■ **STATED EXERCISE**: Your task is to repeat the entries word for word while leaving out the pictures.
______________________________
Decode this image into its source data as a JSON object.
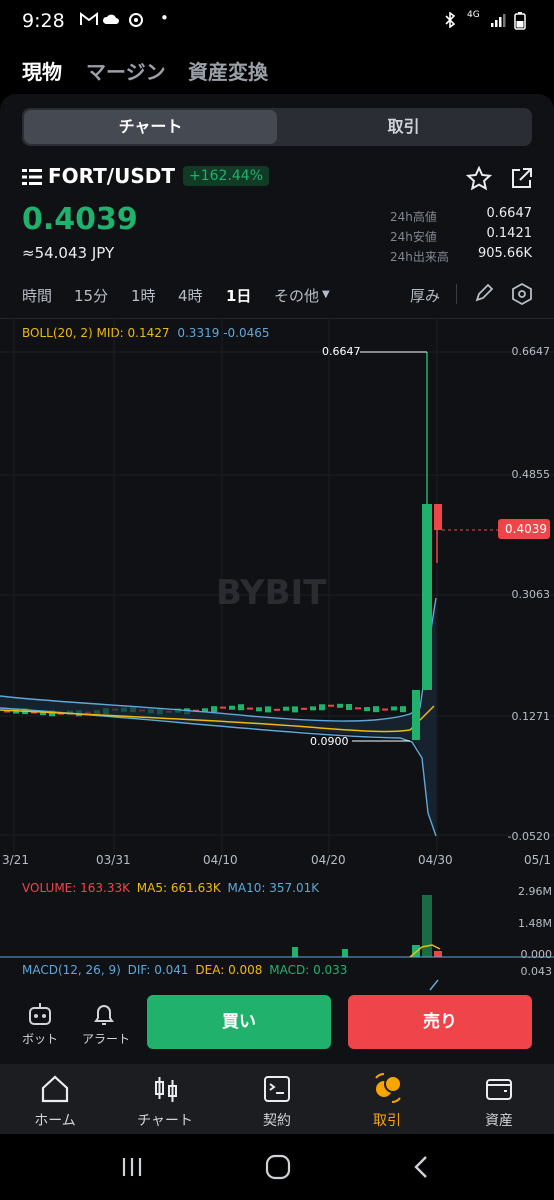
{
  "status": {
    "time": "9:28",
    "icons": [
      "gmail-icon",
      "cloud-icon",
      "sync-icon",
      "dot-icon",
      "bluetooth-icon",
      "4g-icon",
      "signal-icon",
      "battery-icon"
    ],
    "network": "4G"
  },
  "topnav": {
    "spot": "現物",
    "margin": "マージン",
    "convert": "資産変換"
  },
  "segment": {
    "chart": "チャート",
    "trade": "取引"
  },
  "pair": {
    "symbol": "FORT/USDT",
    "change": "+162.44%"
  },
  "price": {
    "last": "0.4039",
    "fiat": "≈54.043 JPY"
  },
  "stats": {
    "high_label": "24h高値",
    "high": "0.6647",
    "low_label": "24h安値",
    "low": "0.1421",
    "vol_label": "24h出来高",
    "vol": "905.66K"
  },
  "timeframes": {
    "t_time": "時間",
    "t15": "15分",
    "t1h": "1時",
    "t4h": "4時",
    "t1d": "1日",
    "other": "その他",
    "depth": "厚み",
    "active": "1日"
  },
  "indicators": {
    "boll": "BOLL(20, 2) MID: 0.1427",
    "boll_up": "0.3319",
    "boll_dn": "-0.0465",
    "volume": "VOLUME: 163.33K",
    "ma5": "MA5: 661.63K",
    "ma10": "MA10: 357.01K",
    "macd_label": "MACD(12, 26, 9)",
    "dif": "DIF: 0.041",
    "dea": "DEA: 0.008",
    "macd": "MACD: 0.033"
  },
  "price_axis": [
    "0.6647",
    "0.4855",
    "0.3063",
    "0.1271",
    "-0.0520"
  ],
  "volume_axis": [
    "2.96M",
    "1.48M",
    "0.000"
  ],
  "macd_axis": [
    "0.043"
  ],
  "date_axis": [
    "3/21",
    "03/31",
    "04/10",
    "04/20",
    "04/30",
    "05/1"
  ],
  "chart_labels": {
    "max_marker": "0.6647",
    "min_marker": "0.0900",
    "current_price": "0.4039",
    "watermark": "BYBIT"
  },
  "chart_data": {
    "type": "candlestick",
    "x": [
      "03/21",
      "03/31",
      "04/10",
      "04/20",
      "04/28",
      "04/29",
      "04/30"
    ],
    "close": [
      0.13,
      0.115,
      0.11,
      0.103,
      0.14,
      0.45,
      0.4039
    ],
    "ylim": [
      -0.052,
      0.6647
    ],
    "max": 0.6647,
    "min": 0.09
  },
  "actions": {
    "bot": "ボット",
    "alert": "アラート",
    "buy": "買い",
    "sell": "売り"
  },
  "tabs": {
    "home": "ホーム",
    "chart": "チャート",
    "contract": "契約",
    "trade": "取引",
    "assets": "資産",
    "active": "取引"
  },
  "colors": {
    "up": "#20b26c",
    "down": "#ef454a",
    "accent": "#f7a600"
  }
}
______________________________
■ **TASK RESULT**:
Decode this image into its source data as a JSON object.
{
  "status": {
    "time": "9:28",
    "icons": [
      "gmail-icon",
      "cloud-icon",
      "sync-icon",
      "dot-icon",
      "bluetooth-icon",
      "4g-icon",
      "signal-icon",
      "battery-icon"
    ],
    "network": "4G"
  },
  "topnav": {
    "spot": "現物",
    "margin": "マージン",
    "convert": "資産変換"
  },
  "segment": {
    "chart": "チャート",
    "trade": "取引"
  },
  "pair": {
    "symbol": "FORT/USDT",
    "change": "+162.44%"
  },
  "price": {
    "last": "0.4039",
    "fiat": "≈54.043 JPY"
  },
  "stats": {
    "high_label": "24h高値",
    "high": "0.6647",
    "low_label": "24h安値",
    "low": "0.1421",
    "vol_label": "24h出来高",
    "vol": "905.66K"
  },
  "timeframes": {
    "t_time": "時間",
    "t15": "15分",
    "t1h": "1時",
    "t4h": "4時",
    "t1d": "1日",
    "other": "その他",
    "depth": "厚み",
    "active": "1日"
  },
  "indicators": {
    "boll": "BOLL(20, 2) MID: 0.1427",
    "boll_up": "0.3319",
    "boll_dn": "-0.0465",
    "volume": "VOLUME: 163.33K",
    "ma5": "MA5: 661.63K",
    "ma10": "MA10: 357.01K",
    "macd_label": "MACD(12, 26, 9)",
    "dif": "DIF: 0.041",
    "dea": "DEA: 0.008",
    "macd": "MACD: 0.033"
  },
  "price_axis": [
    "0.6647",
    "0.4855",
    "0.3063",
    "0.1271",
    "-0.0520"
  ],
  "volume_axis": [
    "2.96M",
    "1.48M",
    "0.000"
  ],
  "macd_axis": [
    "0.043"
  ],
  "date_axis": [
    "3/21",
    "03/31",
    "04/10",
    "04/20",
    "04/30",
    "05/1"
  ],
  "chart_labels": {
    "max_marker": "0.6647",
    "min_marker": "0.0900",
    "current_price": "0.4039",
    "watermark": "BYBIT"
  },
  "chart_data": {
    "type": "candlestick",
    "x": [
      "03/21",
      "03/31",
      "04/10",
      "04/20",
      "04/28",
      "04/29",
      "04/30"
    ],
    "close": [
      0.13,
      0.115,
      0.11,
      0.103,
      0.14,
      0.45,
      0.4039
    ],
    "ylim": [
      -0.052,
      0.6647
    ],
    "max": 0.6647,
    "min": 0.09
  },
  "actions": {
    "bot": "ボット",
    "alert": "アラート",
    "buy": "買い",
    "sell": "売り"
  },
  "tabs": {
    "home": "ホーム",
    "chart": "チャート",
    "contract": "契約",
    "trade": "取引",
    "assets": "資産",
    "active": "取引"
  },
  "colors": {
    "up": "#20b26c",
    "down": "#ef454a",
    "accent": "#f7a600"
  }
}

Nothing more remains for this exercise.